→ **Description of the task**
Starting at the first line of the data and ending at the line that contains "sp-toggle[interactable]: SP： —", change "pagination-info" to "page-range-info" and write those lines out again with everything else left as it is.

→ **Data taken from a collection**

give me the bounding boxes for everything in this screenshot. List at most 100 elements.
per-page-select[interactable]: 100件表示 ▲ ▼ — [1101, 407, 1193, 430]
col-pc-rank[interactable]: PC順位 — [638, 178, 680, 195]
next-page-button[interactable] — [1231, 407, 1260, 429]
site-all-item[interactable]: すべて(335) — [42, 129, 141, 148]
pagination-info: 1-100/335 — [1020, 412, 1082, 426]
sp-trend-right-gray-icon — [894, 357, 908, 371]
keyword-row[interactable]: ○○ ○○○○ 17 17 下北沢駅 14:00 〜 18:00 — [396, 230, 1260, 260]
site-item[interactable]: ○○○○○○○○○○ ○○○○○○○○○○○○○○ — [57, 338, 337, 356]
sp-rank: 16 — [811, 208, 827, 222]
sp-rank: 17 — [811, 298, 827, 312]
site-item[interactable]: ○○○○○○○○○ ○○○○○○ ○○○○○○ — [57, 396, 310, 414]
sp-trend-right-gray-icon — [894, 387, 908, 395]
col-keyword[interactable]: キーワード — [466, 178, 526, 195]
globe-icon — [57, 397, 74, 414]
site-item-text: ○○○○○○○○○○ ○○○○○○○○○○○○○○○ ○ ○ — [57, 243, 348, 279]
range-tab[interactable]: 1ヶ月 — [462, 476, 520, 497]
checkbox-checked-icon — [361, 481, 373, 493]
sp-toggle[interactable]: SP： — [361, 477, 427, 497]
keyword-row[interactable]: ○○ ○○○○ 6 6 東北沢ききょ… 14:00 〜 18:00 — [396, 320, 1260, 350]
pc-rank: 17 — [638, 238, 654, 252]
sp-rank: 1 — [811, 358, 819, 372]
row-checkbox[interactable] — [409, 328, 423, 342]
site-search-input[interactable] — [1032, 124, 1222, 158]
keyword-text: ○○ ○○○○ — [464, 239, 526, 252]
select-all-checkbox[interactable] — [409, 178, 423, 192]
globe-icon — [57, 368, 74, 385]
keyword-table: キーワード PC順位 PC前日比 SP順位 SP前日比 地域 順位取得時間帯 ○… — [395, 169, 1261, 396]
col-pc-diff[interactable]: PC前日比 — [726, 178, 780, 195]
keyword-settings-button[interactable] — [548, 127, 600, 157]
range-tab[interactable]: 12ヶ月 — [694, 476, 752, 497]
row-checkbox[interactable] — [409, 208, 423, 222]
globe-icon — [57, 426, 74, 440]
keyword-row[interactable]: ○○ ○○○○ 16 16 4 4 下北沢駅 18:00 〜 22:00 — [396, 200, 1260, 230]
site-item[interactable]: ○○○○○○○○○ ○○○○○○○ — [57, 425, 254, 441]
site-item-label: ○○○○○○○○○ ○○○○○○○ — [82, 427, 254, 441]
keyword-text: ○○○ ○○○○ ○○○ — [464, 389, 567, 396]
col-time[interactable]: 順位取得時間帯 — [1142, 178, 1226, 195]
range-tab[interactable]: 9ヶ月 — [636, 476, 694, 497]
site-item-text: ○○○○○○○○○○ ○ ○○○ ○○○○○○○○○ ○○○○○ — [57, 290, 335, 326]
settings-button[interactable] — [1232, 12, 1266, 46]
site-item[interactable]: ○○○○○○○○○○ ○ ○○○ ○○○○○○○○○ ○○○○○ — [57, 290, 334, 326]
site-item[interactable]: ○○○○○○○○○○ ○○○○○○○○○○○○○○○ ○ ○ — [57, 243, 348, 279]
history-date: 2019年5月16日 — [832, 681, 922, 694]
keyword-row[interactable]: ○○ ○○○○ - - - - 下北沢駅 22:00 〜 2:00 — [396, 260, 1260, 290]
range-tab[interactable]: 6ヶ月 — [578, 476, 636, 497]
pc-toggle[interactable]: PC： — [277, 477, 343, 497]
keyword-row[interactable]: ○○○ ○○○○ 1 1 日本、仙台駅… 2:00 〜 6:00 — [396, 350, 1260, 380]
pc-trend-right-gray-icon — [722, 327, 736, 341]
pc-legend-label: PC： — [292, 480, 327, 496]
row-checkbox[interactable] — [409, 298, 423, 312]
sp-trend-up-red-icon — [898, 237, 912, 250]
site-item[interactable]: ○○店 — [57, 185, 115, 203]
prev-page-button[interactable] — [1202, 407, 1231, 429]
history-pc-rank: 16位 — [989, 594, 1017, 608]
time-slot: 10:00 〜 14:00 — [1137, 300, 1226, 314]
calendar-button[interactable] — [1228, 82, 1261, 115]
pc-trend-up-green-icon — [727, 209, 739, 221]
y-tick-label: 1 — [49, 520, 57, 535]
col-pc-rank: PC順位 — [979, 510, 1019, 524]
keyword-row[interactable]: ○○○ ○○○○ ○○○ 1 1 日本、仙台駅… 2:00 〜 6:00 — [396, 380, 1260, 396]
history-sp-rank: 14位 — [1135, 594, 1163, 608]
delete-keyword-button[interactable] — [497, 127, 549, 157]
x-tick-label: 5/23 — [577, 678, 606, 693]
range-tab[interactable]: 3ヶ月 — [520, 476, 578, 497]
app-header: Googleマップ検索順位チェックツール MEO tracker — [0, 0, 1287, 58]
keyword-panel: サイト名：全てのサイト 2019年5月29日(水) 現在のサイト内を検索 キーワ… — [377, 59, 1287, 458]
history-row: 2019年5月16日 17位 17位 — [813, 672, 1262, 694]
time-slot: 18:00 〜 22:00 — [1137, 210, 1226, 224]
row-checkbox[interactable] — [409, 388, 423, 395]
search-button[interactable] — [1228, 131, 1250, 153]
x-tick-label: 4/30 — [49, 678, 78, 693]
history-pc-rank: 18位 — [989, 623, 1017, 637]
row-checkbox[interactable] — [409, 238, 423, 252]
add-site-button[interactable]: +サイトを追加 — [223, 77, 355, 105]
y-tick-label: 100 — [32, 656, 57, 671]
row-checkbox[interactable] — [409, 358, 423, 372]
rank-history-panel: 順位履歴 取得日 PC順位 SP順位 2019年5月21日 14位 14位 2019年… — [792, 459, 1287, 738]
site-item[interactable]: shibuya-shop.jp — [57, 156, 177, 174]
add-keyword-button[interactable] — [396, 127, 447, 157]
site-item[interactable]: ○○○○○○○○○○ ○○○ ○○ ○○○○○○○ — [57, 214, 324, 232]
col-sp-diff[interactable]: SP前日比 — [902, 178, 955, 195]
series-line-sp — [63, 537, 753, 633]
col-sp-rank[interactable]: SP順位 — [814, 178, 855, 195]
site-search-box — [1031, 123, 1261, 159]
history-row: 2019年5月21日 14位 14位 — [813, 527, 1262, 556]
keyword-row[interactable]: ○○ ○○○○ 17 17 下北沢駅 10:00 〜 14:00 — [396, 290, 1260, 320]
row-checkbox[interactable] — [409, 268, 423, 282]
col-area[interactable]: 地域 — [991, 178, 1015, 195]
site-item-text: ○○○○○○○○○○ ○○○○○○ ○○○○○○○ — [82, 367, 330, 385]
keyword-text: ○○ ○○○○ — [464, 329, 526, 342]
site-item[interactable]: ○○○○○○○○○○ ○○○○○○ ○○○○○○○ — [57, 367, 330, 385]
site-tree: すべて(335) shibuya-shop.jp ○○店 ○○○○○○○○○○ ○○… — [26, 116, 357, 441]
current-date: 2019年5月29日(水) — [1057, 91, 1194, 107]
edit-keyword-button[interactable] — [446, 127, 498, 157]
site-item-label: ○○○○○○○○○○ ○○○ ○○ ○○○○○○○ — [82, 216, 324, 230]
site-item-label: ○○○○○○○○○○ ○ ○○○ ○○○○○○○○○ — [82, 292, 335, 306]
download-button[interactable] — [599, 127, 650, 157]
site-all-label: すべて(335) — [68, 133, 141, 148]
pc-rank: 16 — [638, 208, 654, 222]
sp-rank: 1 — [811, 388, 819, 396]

→ **Correct output**
give me the bounding boxes for everything in this screenshot. List at most 100 elements.
per-page-select[interactable]: 100件表示 ▲ ▼ — [1101, 407, 1193, 430]
col-pc-rank[interactable]: PC順位 — [638, 178, 680, 195]
next-page-button[interactable] — [1231, 407, 1260, 429]
site-all-item[interactable]: すべて(335) — [42, 129, 141, 148]
page-range-info: 1-100/335 — [1020, 412, 1082, 426]
sp-trend-right-gray-icon — [894, 357, 908, 371]
keyword-row[interactable]: ○○ ○○○○ 17 17 下北沢駅 14:00 〜 18:00 — [396, 230, 1260, 260]
site-item[interactable]: ○○○○○○○○○○ ○○○○○○○○○○○○○○ — [57, 338, 337, 356]
sp-rank: 16 — [811, 208, 827, 222]
sp-rank: 17 — [811, 298, 827, 312]
site-item[interactable]: ○○○○○○○○○ ○○○○○○ ○○○○○○ — [57, 396, 310, 414]
sp-trend-right-gray-icon — [894, 387, 908, 395]
col-keyword[interactable]: キーワード — [466, 178, 526, 195]
globe-icon — [57, 397, 74, 414]
site-item-text: ○○○○○○○○○○ ○○○○○○○○○○○○○○○ ○ ○ — [57, 243, 348, 279]
range-tab[interactable]: 1ヶ月 — [462, 476, 520, 497]
checkbox-checked-icon — [361, 481, 373, 493]
sp-toggle[interactable]: SP： — [361, 477, 427, 497]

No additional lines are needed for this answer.